**Short task:** Omit all pictures. Copy exactly the lines from the line containing "OCR this image." to the end of the listing, with both ends included.

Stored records
·····
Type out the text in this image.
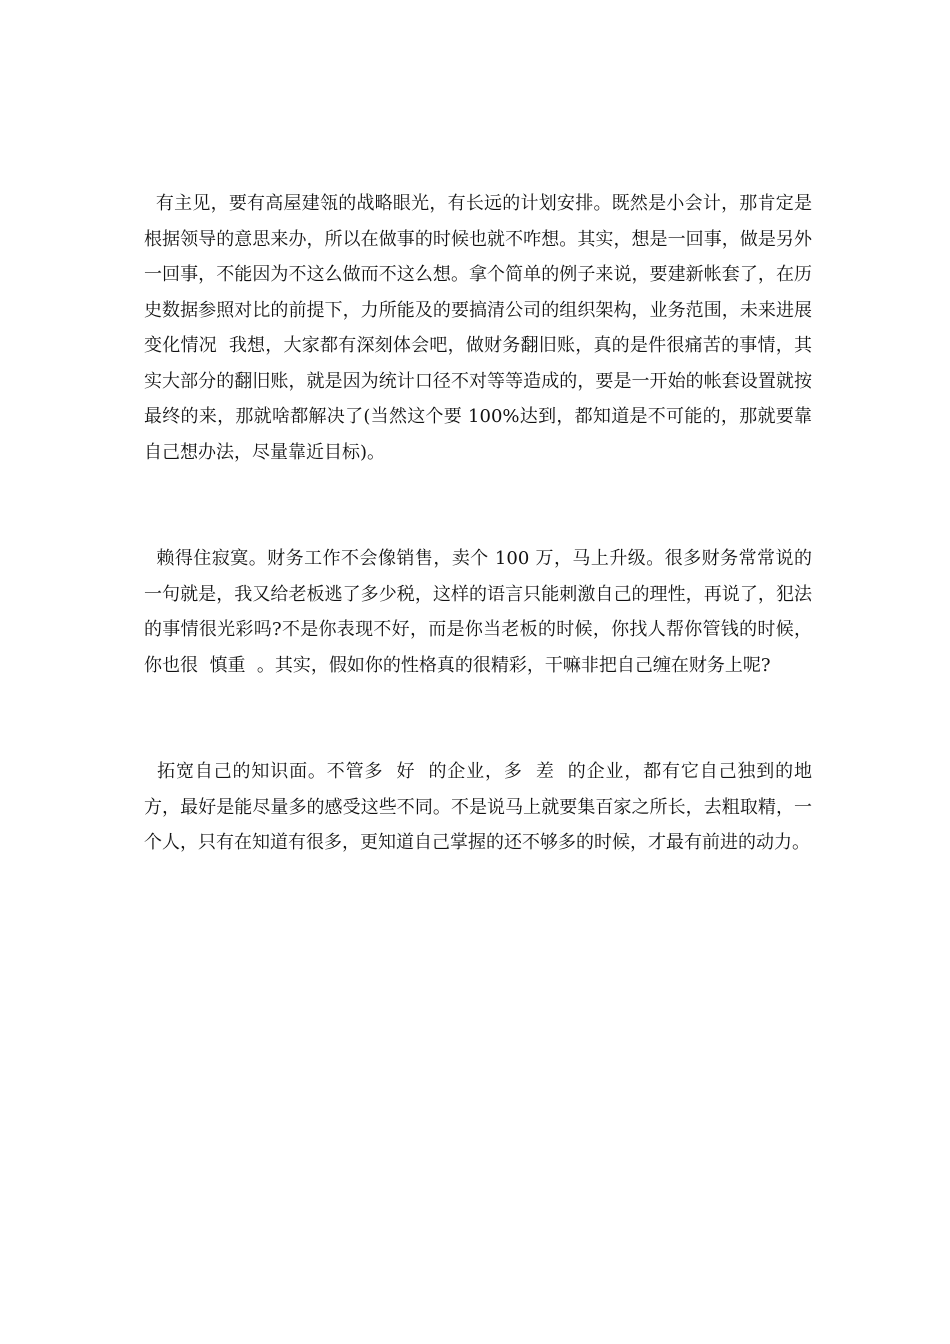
有主见，要有高屋建瓴的战略眼光，有长远的计划安排。既然是小会计，那肯定是根据领导的意思来办，所以在做事的时候也就不咋想。其实，想是一回事，做是另外一回事，不能因为不这么做而不这么想。拿个简单的例子来说，要建新帐套了，在历史数据参照对比的前提下，力所能及的要搞清公司的组织架构，业务范围，未来进展变化情况  我想，大家都有深刻体会吧，做财务翻旧账，真的是件很痛苦的事情，其实大部分的翻旧账，就是因为统计口径不对等等造成的，要是一开始的帐套设置就按最终的来，那就啥都解决了(当然这个要 100%达到，都知道是不可能的，那就要靠自己想办法，尽量靠近目标)。

赖得住寂寞。财务工作不会像销售，卖个 100 万，马上升级。很多财务常常说的一句就是，我又给老板逃了多少税，这样的语言只能刺激自己的理性，再说了，犯法的事情很光彩吗?不是你表现不好，而是你当老板的时候，你找人帮你管钱的时候，你也很  慎重  。其实，假如你的性格真的很精彩，干嘛非把自己缠在财务上呢?

拓宽自己的知识面。不管多  好  的企业，多  差  的企业，都有它自己独到的地方，最好是能尽量多的感受这些不同。不是说马上就要集百家之所长，去粗取精，一个人，只有在知道有很多，更知道自己掌握的还不够多的时候，才最有前进的动力。
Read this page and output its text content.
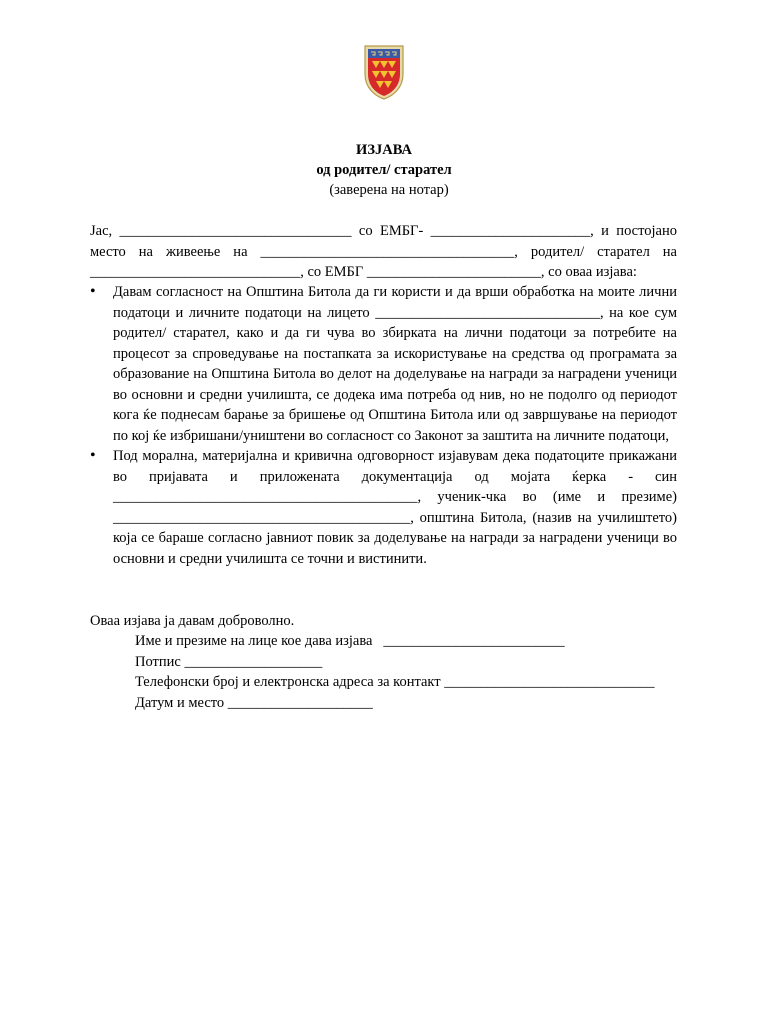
ИЗЈАВА
од родител/ старател
(заверена на нотар)
Јас, ________________________________ со ЕМБГ- ______________________, и постојано место на живеење на ___________________________________, родител/ старател на _____________________________, со ЕМБГ ________________________, со оваа изјава:
• Давам согласност на Општина Битола да ги користи и да врши обработка на моите лични податоци и личните податоци на лицето _______________________________, на кое сум родител/ старател, како и да ги чува во збирката на лични податоци за потребите на процесот за спроведување на постапката за искористување на средства од програмата за образование на Општина Битола во делот на доделување на награди за наградени ученици во основни и средни училишта, се додека има потреба од нив, но не подолго од периодот кога ќе поднесам барање за бришење од Општина Битола или од завршување на периодот по кој ќе избришани/уништени во согласност со Законот за заштита на личните податоци,
• Под морална, материјална и кривична одговорност изјавувам дека податоците прикажани во пријавата и приложената документација од мојата ќерка - син __________________________________________, ученик-чка во (име и презиме) _________________________________________, општина Битола, (назив на училиштето) која се бараше согласно јавниот повик за доделување на награди за наградени ученици во основни и средни училишта се точни и вистинити.
Оваа изјава ја давам доброволно.
Име и презиме на лице кое дава изјава   _________________________
Потпис ___________________
Телефонски број и електронска адреса за контакт _____________________________
Датум и место ____________________
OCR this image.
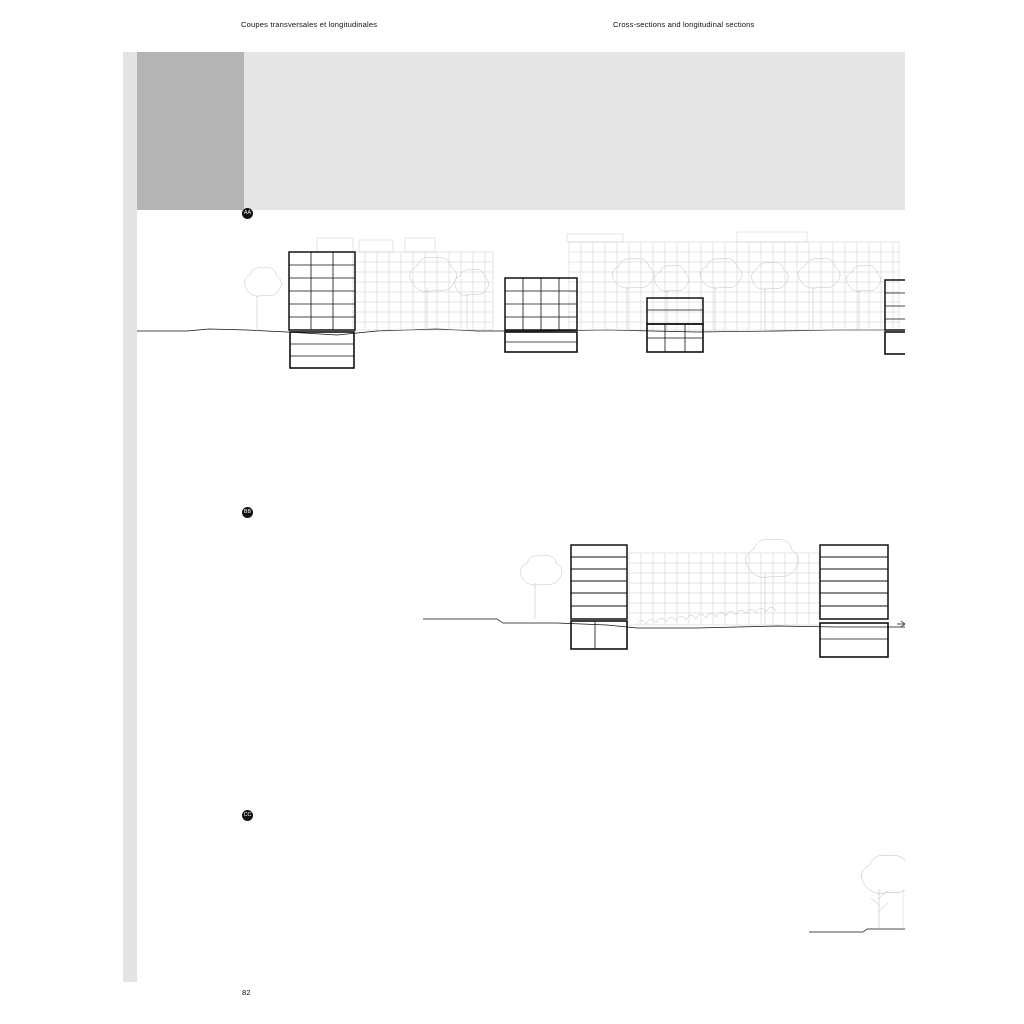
Coupes transversales et longitudinales	Cross-sections and longitudinal sections
AA
BB
CC
82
·····
**Written solution:**
OCR this image.
Coupes transversales et longitudinales	Cross-sections and longitudinal sections
AA
BB
CC
82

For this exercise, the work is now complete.